WRITTEN TASK:
Give the count of lines holding the string "name" and nothing else.

╭──

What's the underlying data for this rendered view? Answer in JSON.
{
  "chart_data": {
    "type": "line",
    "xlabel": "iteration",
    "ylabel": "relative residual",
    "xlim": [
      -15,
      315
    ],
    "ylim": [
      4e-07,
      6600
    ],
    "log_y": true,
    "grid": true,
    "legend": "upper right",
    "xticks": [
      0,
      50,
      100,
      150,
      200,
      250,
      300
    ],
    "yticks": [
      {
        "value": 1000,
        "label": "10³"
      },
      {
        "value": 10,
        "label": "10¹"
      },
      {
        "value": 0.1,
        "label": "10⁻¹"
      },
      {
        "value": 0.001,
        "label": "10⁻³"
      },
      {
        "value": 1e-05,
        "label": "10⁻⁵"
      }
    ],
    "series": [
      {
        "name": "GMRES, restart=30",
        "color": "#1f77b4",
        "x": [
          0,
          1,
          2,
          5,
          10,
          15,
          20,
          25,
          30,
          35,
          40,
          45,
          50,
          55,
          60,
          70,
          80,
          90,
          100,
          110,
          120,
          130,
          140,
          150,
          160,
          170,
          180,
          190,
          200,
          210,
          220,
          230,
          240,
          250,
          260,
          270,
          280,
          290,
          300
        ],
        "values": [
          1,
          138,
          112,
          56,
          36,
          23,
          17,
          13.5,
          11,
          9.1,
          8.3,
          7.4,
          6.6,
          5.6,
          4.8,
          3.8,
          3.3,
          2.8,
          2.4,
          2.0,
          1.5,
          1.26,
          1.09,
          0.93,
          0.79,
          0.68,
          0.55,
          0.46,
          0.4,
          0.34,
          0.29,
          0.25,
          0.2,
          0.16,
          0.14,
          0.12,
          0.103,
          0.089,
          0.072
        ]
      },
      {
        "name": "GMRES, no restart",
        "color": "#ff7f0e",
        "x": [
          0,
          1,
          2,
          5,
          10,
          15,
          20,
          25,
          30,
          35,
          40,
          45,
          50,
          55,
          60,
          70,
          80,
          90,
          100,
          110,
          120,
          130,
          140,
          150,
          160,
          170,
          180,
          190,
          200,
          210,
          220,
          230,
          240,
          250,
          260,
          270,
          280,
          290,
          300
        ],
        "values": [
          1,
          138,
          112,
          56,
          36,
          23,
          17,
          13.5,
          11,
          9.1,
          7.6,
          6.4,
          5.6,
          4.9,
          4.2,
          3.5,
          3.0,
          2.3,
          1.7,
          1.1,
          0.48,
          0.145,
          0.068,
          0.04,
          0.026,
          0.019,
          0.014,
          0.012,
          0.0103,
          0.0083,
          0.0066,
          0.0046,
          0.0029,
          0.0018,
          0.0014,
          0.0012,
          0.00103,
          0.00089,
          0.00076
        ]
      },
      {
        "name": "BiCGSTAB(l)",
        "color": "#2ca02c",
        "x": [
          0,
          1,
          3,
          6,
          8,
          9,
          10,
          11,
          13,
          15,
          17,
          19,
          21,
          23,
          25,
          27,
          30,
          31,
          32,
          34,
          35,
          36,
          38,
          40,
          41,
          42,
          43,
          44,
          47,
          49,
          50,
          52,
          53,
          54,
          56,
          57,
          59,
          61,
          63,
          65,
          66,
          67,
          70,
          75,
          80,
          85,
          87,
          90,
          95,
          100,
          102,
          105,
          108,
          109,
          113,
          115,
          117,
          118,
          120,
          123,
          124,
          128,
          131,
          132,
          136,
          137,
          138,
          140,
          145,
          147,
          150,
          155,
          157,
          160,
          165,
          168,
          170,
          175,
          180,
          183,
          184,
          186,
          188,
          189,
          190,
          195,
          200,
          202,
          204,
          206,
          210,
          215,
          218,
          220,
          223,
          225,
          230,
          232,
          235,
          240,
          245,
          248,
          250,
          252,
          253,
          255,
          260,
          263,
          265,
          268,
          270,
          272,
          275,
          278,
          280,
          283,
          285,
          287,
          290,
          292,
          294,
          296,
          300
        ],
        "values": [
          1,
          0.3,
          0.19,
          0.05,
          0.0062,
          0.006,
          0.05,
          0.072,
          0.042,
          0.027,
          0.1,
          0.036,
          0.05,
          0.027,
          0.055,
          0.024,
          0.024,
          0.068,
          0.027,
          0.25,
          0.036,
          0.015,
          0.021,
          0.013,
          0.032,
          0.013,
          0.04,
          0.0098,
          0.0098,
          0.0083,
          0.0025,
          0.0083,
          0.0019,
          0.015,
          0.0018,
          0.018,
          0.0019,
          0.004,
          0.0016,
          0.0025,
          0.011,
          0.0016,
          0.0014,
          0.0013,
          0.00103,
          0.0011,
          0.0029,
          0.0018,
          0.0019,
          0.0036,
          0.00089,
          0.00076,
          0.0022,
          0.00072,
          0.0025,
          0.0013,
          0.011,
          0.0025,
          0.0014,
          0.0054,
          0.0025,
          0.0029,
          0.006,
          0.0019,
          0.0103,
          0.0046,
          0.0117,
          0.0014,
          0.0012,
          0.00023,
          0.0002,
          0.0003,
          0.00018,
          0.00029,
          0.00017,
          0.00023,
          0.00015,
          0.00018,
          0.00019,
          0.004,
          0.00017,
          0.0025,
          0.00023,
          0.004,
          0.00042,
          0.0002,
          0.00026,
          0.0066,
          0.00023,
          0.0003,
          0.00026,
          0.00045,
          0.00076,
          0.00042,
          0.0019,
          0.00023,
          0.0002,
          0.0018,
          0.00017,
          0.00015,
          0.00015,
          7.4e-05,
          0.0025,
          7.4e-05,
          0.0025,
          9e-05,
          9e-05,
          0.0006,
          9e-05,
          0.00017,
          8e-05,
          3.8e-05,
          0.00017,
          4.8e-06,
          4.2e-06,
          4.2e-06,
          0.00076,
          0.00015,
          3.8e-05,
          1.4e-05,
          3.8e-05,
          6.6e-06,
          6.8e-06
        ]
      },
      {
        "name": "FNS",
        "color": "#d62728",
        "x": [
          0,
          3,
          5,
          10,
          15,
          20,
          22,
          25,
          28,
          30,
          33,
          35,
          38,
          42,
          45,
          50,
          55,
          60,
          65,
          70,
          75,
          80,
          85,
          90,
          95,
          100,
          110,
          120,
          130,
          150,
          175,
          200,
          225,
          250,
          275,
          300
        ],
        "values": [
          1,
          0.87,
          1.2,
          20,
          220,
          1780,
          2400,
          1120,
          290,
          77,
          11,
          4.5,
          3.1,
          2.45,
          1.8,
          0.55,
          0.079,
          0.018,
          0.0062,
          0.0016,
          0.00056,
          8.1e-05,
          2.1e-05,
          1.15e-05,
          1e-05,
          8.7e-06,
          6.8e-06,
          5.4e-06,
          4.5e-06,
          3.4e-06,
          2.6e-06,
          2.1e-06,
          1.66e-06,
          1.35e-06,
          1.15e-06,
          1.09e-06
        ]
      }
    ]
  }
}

╰──

RESULT:
4